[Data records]
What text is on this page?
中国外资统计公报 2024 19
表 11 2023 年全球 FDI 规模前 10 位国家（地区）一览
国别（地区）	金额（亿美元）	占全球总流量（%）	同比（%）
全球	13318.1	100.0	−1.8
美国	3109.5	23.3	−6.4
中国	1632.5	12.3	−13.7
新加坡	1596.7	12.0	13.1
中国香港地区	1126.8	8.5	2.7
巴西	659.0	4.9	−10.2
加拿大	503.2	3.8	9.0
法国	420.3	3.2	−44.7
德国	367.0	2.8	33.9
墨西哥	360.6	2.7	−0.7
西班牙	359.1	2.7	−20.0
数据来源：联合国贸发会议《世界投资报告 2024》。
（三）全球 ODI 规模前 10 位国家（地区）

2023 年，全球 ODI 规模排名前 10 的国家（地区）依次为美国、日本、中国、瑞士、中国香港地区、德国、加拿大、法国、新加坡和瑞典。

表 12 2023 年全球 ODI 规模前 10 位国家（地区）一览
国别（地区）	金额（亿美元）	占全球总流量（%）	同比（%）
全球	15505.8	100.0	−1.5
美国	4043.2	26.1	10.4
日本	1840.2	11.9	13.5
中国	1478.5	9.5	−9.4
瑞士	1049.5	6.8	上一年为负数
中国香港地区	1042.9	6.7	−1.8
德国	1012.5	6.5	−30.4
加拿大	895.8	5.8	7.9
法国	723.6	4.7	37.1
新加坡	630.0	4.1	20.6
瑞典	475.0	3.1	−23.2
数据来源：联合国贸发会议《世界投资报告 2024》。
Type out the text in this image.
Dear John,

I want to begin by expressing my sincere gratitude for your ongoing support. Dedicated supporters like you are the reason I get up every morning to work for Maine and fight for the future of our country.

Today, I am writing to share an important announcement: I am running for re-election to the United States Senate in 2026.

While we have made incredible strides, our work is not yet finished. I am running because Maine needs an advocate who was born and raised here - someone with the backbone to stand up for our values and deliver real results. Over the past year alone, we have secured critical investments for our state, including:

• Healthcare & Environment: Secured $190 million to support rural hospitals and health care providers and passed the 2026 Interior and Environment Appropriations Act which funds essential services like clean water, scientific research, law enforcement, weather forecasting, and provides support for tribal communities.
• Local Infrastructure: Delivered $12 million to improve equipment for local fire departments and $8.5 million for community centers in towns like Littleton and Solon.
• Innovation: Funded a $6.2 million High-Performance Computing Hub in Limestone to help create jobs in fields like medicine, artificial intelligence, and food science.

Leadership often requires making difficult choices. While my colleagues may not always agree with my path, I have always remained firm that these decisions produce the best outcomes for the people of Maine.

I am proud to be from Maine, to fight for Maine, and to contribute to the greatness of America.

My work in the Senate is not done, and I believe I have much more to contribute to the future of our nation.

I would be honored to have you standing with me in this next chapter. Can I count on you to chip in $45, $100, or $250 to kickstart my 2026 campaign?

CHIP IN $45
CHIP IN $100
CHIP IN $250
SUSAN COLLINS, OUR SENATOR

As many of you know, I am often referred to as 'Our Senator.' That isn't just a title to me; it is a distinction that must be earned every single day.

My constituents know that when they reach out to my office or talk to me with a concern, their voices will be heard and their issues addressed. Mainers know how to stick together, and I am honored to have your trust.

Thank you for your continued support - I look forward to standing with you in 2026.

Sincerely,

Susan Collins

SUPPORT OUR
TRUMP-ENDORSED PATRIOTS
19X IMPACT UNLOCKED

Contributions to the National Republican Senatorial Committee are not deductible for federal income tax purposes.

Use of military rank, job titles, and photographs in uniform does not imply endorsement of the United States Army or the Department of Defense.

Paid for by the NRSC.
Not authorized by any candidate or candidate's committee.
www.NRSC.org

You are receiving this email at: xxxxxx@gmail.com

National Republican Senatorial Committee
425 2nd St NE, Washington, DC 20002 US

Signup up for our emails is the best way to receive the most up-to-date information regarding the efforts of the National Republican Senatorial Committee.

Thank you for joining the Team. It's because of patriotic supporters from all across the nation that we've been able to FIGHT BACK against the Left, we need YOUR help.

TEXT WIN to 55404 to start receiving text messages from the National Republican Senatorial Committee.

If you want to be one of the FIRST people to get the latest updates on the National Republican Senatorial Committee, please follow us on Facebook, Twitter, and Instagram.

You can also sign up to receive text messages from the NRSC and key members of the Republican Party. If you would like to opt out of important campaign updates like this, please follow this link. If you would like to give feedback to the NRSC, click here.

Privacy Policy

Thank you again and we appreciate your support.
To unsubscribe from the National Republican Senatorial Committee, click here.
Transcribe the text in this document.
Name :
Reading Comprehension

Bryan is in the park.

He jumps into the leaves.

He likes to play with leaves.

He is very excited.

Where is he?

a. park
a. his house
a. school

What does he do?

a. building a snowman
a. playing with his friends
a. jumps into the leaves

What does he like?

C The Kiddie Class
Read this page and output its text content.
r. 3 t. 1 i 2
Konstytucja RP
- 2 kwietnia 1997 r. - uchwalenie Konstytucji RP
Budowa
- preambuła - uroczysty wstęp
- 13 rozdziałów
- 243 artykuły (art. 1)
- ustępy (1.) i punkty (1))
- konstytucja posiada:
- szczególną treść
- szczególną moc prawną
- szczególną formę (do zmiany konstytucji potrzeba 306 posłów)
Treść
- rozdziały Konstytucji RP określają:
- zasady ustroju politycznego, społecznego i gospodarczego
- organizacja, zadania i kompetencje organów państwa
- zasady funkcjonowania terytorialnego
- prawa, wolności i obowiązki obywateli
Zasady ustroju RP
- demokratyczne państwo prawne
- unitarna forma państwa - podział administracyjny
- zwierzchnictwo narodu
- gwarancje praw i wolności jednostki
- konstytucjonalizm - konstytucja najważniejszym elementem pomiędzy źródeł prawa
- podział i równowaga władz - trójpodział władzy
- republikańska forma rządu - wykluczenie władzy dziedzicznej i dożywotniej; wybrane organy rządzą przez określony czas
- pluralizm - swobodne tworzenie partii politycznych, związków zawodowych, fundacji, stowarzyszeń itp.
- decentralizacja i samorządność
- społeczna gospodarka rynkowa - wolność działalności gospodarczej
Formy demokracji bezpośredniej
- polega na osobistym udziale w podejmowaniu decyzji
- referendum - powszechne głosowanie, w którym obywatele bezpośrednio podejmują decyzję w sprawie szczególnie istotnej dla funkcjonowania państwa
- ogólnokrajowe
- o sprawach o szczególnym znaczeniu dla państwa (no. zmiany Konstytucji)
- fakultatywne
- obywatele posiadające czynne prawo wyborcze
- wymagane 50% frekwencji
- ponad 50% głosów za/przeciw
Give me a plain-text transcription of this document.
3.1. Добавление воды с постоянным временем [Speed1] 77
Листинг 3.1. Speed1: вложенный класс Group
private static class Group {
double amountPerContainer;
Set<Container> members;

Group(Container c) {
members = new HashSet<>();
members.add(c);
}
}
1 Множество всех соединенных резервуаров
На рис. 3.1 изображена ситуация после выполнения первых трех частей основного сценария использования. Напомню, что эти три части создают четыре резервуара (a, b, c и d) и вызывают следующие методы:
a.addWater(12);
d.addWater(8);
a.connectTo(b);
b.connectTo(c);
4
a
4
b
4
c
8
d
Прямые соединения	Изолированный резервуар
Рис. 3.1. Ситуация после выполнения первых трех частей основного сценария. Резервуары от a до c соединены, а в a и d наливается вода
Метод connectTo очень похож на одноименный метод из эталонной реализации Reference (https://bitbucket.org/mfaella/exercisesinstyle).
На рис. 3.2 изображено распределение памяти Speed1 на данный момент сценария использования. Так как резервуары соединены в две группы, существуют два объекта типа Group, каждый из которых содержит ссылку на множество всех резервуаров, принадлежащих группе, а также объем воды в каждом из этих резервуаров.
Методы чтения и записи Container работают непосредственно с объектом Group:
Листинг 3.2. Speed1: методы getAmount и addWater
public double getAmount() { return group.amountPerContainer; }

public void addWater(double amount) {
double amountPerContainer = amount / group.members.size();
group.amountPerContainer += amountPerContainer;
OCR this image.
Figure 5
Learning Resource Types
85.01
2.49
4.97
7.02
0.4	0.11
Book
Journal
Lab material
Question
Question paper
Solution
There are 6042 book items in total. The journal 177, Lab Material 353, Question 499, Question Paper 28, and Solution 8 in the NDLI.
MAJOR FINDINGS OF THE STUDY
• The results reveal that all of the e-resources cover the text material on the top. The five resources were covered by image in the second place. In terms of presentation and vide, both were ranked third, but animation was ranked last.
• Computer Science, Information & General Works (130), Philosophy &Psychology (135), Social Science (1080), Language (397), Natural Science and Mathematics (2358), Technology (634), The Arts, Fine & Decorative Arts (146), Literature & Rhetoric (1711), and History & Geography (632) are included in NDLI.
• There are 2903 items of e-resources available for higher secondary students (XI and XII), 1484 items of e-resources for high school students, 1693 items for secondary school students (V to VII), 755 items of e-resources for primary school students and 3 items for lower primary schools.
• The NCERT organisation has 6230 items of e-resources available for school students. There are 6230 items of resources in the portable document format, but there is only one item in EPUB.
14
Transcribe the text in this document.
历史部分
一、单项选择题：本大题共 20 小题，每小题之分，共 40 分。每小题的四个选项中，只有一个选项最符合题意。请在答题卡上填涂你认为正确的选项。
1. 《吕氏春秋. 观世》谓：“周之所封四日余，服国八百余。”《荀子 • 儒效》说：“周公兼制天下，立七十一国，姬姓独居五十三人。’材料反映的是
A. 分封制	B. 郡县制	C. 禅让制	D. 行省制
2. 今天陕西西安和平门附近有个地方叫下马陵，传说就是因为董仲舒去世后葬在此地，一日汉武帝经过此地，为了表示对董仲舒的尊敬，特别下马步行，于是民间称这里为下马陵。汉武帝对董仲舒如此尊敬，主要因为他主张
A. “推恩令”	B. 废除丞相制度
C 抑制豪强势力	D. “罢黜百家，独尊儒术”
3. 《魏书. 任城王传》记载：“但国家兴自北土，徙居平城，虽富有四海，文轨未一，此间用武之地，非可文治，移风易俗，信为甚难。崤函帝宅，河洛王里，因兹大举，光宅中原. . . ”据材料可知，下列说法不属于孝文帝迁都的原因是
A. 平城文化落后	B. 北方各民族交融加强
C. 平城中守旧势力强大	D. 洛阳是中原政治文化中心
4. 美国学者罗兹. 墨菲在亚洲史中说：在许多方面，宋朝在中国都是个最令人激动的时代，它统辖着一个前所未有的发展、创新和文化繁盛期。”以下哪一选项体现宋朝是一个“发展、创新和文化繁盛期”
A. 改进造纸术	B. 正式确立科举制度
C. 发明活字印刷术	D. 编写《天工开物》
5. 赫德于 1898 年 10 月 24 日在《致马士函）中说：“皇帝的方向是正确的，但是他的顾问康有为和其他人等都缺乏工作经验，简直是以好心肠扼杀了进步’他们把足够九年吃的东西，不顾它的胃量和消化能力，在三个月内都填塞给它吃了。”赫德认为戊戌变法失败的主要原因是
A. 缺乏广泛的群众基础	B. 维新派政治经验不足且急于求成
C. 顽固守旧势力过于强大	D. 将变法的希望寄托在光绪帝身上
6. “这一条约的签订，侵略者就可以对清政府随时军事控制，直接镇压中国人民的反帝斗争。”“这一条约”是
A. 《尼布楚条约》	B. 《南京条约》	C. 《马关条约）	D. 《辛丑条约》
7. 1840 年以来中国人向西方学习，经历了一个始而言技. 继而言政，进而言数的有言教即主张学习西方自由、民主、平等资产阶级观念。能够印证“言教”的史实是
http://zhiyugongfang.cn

Your goal: Copy each line containing the word "have" from the data.

Exercise solution:
While we have made incredible strides, our work is not yet finished. I am running because Maine needs an advocate who was born and raised here - someone with the backbone to stand up for our values and deliver real results. Over the past year alone, we have secured critical investments for our state, including:
Leadership often requires making difficult choices. While my colleagues may not always agree with my path, I have always remained firm that these decisions produce the best outcomes for the people of Maine.
My work in the Senate is not done, and I believe I have much more to contribute to the future of our nation.
I would be honored to have you standing with me in this next chapter. Can I count on you to chip in $45, $100, or $250 to kickstart my 2026 campaign?
My constituents know that when they reach out to my office or talk to me with a concern, their voices will be heard and their issues addressed. Mainers know how to stick together, and I am honored to have your trust.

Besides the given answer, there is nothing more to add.